- [WHAT IS EXPECTED] Please find all lines in the data that hold the string "Resistance" and copy them.

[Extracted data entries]
— Start —
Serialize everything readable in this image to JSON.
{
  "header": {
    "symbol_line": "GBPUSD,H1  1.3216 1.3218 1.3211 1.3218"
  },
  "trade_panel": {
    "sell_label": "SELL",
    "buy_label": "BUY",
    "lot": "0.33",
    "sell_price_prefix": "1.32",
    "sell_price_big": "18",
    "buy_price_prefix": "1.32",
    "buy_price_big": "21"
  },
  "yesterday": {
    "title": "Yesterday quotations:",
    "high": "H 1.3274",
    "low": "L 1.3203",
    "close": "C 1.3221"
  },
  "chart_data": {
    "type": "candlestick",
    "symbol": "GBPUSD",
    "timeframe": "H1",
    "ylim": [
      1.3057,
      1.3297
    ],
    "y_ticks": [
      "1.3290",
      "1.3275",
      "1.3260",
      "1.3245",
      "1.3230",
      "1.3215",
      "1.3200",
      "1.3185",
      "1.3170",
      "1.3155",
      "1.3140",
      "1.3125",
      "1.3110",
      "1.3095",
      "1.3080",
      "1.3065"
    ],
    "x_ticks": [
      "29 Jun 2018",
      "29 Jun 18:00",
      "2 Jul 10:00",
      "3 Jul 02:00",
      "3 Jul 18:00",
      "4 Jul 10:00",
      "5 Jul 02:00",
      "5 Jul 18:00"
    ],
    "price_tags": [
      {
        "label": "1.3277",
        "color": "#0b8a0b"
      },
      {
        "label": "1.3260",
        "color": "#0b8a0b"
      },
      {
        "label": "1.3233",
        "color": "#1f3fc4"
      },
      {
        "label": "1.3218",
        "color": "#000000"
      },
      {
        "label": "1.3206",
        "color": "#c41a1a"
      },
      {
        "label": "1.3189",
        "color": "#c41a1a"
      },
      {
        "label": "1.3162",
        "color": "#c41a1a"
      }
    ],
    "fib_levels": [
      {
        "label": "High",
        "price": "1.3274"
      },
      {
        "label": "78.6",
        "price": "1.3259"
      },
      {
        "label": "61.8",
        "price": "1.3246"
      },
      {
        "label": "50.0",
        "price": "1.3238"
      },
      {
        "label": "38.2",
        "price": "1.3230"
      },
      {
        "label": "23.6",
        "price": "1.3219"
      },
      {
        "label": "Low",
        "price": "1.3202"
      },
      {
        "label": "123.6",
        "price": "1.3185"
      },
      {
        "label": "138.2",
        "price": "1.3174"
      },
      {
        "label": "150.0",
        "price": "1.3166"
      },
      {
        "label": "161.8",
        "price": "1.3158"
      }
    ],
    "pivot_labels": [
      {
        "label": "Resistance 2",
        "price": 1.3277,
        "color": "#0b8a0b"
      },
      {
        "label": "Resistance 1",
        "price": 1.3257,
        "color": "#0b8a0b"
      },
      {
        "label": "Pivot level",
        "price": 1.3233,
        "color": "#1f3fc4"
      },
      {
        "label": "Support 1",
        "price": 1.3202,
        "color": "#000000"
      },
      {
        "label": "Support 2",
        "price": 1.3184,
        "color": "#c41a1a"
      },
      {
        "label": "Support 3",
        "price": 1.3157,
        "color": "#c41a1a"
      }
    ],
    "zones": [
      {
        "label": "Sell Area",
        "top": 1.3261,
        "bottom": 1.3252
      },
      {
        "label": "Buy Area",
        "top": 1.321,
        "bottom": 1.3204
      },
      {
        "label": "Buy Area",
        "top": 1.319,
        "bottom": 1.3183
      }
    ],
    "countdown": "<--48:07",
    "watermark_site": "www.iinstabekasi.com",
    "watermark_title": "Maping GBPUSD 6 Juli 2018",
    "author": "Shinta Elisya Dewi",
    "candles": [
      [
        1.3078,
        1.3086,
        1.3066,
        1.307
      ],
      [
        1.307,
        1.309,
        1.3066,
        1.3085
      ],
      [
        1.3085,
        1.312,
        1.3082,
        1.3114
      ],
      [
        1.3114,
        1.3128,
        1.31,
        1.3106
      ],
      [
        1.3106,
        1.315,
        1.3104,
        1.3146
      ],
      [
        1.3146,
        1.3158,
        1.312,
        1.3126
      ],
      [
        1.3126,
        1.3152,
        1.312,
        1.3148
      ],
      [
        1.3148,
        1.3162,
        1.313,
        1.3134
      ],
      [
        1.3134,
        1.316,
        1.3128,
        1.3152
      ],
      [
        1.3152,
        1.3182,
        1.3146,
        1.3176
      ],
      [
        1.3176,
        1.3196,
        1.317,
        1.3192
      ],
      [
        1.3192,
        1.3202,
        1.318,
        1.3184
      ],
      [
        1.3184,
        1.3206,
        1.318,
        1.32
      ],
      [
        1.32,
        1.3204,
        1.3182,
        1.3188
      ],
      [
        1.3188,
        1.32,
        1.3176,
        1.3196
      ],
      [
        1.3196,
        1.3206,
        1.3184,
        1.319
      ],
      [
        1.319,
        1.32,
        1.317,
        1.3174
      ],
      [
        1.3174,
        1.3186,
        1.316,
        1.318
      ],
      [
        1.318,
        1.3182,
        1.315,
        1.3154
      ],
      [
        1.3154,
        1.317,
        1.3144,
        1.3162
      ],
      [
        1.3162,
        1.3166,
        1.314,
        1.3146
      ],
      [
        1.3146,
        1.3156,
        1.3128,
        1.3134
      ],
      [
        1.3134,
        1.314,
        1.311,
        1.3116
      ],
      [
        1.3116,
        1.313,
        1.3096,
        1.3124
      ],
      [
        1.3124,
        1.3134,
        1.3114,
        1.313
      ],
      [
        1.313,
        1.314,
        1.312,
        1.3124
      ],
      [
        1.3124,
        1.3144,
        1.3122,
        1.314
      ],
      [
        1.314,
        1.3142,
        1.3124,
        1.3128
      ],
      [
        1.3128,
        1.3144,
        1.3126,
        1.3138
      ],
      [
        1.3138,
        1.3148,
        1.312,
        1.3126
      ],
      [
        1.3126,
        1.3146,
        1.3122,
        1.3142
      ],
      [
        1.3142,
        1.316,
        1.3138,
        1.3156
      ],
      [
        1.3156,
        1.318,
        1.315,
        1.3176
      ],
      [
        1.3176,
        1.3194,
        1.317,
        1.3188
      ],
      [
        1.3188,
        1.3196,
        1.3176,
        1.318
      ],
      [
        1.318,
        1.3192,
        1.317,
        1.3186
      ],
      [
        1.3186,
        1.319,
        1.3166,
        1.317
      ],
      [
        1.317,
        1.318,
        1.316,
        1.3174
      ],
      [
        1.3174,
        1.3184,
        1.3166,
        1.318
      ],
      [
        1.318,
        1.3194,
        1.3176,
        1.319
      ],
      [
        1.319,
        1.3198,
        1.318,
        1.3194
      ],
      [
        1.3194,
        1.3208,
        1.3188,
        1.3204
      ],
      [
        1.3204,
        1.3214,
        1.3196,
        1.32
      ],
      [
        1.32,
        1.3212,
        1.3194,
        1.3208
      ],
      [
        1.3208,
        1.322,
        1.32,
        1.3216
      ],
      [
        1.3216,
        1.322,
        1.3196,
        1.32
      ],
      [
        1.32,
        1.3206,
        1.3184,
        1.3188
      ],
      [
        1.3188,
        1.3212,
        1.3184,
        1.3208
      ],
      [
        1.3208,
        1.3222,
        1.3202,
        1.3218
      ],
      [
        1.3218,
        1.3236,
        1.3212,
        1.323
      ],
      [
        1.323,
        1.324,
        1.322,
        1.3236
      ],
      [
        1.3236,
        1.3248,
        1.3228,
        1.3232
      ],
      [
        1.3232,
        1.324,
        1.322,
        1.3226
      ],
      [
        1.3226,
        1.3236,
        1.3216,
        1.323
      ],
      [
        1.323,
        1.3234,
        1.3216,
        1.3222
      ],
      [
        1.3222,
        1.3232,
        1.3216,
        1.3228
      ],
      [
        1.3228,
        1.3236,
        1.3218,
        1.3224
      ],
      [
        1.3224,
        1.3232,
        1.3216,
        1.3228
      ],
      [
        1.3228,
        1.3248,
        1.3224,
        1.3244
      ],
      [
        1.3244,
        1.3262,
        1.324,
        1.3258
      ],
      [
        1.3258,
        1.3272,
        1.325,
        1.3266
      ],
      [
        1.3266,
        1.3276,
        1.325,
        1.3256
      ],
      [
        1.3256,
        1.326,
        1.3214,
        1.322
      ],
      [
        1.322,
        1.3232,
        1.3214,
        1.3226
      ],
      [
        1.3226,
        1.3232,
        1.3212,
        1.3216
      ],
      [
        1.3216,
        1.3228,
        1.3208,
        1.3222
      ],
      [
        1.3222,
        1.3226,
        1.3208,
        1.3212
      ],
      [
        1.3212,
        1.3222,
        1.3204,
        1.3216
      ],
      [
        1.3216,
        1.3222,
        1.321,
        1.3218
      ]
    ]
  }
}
— End —
- [WRITTEN RESPONSE]
        "label": "Resistance 2",
        "label": "Resistance 1",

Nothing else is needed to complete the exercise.